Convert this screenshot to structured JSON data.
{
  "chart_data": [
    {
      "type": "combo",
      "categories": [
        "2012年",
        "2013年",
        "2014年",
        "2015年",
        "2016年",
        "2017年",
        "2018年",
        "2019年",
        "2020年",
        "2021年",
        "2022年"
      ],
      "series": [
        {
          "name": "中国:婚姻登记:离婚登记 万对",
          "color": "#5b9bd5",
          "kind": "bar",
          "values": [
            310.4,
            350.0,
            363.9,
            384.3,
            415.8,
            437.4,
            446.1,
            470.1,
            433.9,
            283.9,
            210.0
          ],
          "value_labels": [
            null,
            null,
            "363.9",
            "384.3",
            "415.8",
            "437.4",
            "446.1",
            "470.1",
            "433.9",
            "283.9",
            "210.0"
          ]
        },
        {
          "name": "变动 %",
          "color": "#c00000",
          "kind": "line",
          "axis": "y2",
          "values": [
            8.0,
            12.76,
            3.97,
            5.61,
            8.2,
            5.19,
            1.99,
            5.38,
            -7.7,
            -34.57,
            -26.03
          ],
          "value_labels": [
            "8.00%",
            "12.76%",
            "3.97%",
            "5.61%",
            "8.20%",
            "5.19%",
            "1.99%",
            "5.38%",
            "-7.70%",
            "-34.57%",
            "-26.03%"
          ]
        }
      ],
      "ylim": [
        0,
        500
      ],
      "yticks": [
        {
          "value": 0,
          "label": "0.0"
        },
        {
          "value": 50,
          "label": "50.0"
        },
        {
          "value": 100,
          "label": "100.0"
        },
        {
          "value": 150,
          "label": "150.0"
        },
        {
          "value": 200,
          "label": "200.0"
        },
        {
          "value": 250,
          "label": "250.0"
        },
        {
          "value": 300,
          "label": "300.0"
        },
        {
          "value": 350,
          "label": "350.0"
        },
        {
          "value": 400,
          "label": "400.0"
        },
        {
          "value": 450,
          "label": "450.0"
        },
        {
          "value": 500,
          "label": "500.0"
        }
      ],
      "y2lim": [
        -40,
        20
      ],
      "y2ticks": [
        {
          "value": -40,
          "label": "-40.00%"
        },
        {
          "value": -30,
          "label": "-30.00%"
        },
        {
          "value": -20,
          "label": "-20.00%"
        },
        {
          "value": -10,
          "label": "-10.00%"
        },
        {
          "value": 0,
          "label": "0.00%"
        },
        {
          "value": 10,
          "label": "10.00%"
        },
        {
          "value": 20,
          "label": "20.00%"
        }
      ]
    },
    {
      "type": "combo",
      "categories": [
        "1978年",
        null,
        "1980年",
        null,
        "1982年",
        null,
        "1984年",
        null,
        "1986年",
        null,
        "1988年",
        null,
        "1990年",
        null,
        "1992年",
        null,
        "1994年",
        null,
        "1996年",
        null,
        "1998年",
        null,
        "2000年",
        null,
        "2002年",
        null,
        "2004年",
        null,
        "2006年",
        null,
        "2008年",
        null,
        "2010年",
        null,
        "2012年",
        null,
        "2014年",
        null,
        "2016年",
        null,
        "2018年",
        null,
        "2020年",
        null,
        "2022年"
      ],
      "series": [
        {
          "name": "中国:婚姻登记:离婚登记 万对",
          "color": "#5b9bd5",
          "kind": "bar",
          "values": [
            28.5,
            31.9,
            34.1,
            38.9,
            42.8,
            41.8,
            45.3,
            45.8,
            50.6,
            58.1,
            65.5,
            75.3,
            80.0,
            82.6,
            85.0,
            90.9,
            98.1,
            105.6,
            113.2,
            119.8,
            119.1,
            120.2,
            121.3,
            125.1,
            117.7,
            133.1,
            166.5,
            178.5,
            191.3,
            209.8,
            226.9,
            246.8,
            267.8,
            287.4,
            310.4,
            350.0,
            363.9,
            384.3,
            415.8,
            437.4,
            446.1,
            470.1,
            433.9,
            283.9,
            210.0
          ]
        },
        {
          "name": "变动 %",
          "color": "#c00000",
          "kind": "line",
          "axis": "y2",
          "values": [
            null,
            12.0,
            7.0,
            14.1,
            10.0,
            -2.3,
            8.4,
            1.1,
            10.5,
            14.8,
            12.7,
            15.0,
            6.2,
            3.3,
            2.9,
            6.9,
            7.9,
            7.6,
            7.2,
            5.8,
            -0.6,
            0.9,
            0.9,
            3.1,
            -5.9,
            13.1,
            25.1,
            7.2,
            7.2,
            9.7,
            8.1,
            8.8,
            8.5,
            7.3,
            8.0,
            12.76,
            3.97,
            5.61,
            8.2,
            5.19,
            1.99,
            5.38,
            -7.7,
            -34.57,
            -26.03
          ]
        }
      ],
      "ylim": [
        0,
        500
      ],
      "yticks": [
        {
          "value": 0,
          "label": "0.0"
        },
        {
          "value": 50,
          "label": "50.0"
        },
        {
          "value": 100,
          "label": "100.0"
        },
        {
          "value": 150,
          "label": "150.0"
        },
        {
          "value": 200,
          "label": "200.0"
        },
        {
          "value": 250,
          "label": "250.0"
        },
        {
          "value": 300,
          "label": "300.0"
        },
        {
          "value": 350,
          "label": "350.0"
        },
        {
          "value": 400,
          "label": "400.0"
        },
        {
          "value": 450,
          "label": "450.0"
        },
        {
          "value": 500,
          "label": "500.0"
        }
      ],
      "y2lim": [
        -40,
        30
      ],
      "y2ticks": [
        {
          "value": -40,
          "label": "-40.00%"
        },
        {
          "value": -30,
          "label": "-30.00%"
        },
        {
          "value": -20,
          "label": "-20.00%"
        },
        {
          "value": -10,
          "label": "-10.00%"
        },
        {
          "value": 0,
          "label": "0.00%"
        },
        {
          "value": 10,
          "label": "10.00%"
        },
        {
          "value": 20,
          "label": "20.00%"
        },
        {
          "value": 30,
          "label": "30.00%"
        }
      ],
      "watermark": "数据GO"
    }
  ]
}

________________________

> _Work to do_: Write the entries again, exactly as they stand.

> _Task response_:
Convert this screenshot to structured JSON data.
{
  "chart_data": [
    {
      "type": "combo",
      "categories": [
        "2012年",
        "2013年",
        "2014年",
        "2015年",
        "2016年",
        "2017年",
        "2018年",
        "2019年",
        "2020年",
        "2021年",
        "2022年"
      ],
      "series": [
        {
          "name": "中国:婚姻登记:离婚登记 万对",
          "color": "#5b9bd5",
          "kind": "bar",
          "values": [
            310.4,
            350.0,
            363.9,
            384.3,
            415.8,
            437.4,
            446.1,
            470.1,
            433.9,
            283.9,
            210.0
          ],
          "value_labels": [
            null,
            null,
            "363.9",
            "384.3",
            "415.8",
            "437.4",
            "446.1",
            "470.1",
            "433.9",
            "283.9",
            "210.0"
          ]
        },
        {
          "name": "变动 %",
          "color": "#c00000",
          "kind": "line",
          "axis": "y2",
          "values": [
            8.0,
            12.76,
            3.97,
            5.61,
            8.2,
            5.19,
            1.99,
            5.38,
            -7.7,
            -34.57,
            -26.03
          ],
          "value_labels": [
            "8.00%",
            "12.76%",
            "3.97%",
            "5.61%",
            "8.20%",
            "5.19%",
            "1.99%",
            "5.38%",
            "-7.70%",
            "-34.57%",
            "-26.03%"
          ]
        }
      ],
      "ylim": [
        0,
        500
      ],
      "yticks": [
        {
          "value": 0,
          "label": "0.0"
        },
        {
          "value": 50,
          "label": "50.0"
        },
        {
          "value": 100,
          "label": "100.0"
        },
        {
          "value": 150,
          "label": "150.0"
        },
        {
          "value": 200,
          "label": "200.0"
        },
        {
          "value": 250,
          "label": "250.0"
        },
        {
          "value": 300,
          "label": "300.0"
        },
        {
          "value": 350,
          "label": "350.0"
        },
        {
          "value": 400,
          "label": "400.0"
        },
        {
          "value": 450,
          "label": "450.0"
        },
        {
          "value": 500,
          "label": "500.0"
        }
      ],
      "y2lim": [
        -40,
        20
      ],
      "y2ticks": [
        {
          "value": -40,
          "label": "-40.00%"
        },
        {
          "value": -30,
          "label": "-30.00%"
        },
        {
          "value": -20,
          "label": "-20.00%"
        },
        {
          "value": -10,
          "label": "-10.00%"
        },
        {
          "value": 0,
          "label": "0.00%"
        },
        {
          "value": 10,
          "label": "10.00%"
        },
        {
          "value": 20,
          "label": "20.00%"
        }
      ]
    },
    {
      "type": "combo",
      "categories": [
        "1978年",
        null,
        "1980年",
        null,
        "1982年",
        null,
        "1984年",
        null,
        "1986年",
        null,
        "1988年",
        null,
        "1990年",
        null,
        "1992年",
        null,
        "1994年",
        null,
        "1996年",
        null,
        "1998年",
        null,
        "2000年",
        null,
        "2002年",
        null,
        "2004年",
        null,
        "2006年",
        null,
        "2008年",
        null,
        "2010年",
        null,
        "2012年",
        null,
        "2014年",
        null,
        "2016年",
        null,
        "2018年",
        null,
        "2020年",
        null,
        "2022年"
      ],
      "series": [
        {
          "name": "中国:婚姻登记:离婚登记 万对",
          "color": "#5b9bd5",
          "kind": "bar",
          "values": [
            28.5,
            31.9,
            34.1,
            38.9,
            42.8,
            41.8,
            45.3,
            45.8,
            50.6,
            58.1,
            65.5,
            75.3,
            80.0,
            82.6,
            85.0,
            90.9,
            98.1,
            105.6,
            113.2,
            119.8,
            119.1,
            120.2,
            121.3,
            125.1,
            117.7,
            133.1,
            166.5,
            178.5,
            191.3,
            209.8,
            226.9,
            246.8,
            267.8,
            287.4,
            310.4,
            350.0,
            363.9,
            384.3,
            415.8,
            437.4,
            446.1,
            470.1,
            433.9,
            283.9,
            210.0
          ]
        },
        {
          "name": "变动 %",
          "color": "#c00000",
          "kind": "line",
          "axis": "y2",
          "values": [
            null,
            12.0,
            7.0,
            14.1,
            10.0,
            -2.3,
            8.4,
            1.1,
            10.5,
            14.8,
            12.7,
            15.0,
            6.2,
            3.3,
            2.9,
            6.9,
            7.9,
            7.6,
            7.2,
            5.8,
            -0.6,
            0.9,
            0.9,
            3.1,
            -5.9,
            13.1,
            25.1,
            7.2,
            7.2,
            9.7,
            8.1,
            8.8,
            8.5,
            7.3,
            8.0,
            12.76,
            3.97,
            5.61,
            8.2,
            5.19,
            1.99,
            5.38,
            -7.7,
            -34.57,
            -26.03
          ]
        }
      ],
      "ylim": [
        0,
        500
      ],
      "yticks": [
        {
          "value": 0,
          "label": "0.0"
        },
        {
          "value": 50,
          "label": "50.0"
        },
        {
          "value": 100,
          "label": "100.0"
        },
        {
          "value": 150,
          "label": "150.0"
        },
        {
          "value": 200,
          "label": "200.0"
        },
        {
          "value": 250,
          "label": "250.0"
        },
        {
          "value": 300,
          "label": "300.0"
        },
        {
          "value": 350,
          "label": "350.0"
        },
        {
          "value": 400,
          "label": "400.0"
        },
        {
          "value": 450,
          "label": "450.0"
        },
        {
          "value": 500,
          "label": "500.0"
        }
      ],
      "y2lim": [
        -40,
        30
      ],
      "y2ticks": [
        {
          "value": -40,
          "label": "-40.00%"
        },
        {
          "value": -30,
          "label": "-30.00%"
        },
        {
          "value": -20,
          "label": "-20.00%"
        },
        {
          "value": -10,
          "label": "-10.00%"
        },
        {
          "value": 0,
          "label": "0.00%"
        },
        {
          "value": 10,
          "label": "10.00%"
        },
        {
          "value": 20,
          "label": "20.00%"
        },
        {
          "value": 30,
          "label": "30.00%"
        }
      ],
      "watermark": "数据GO"
    }
  ]
}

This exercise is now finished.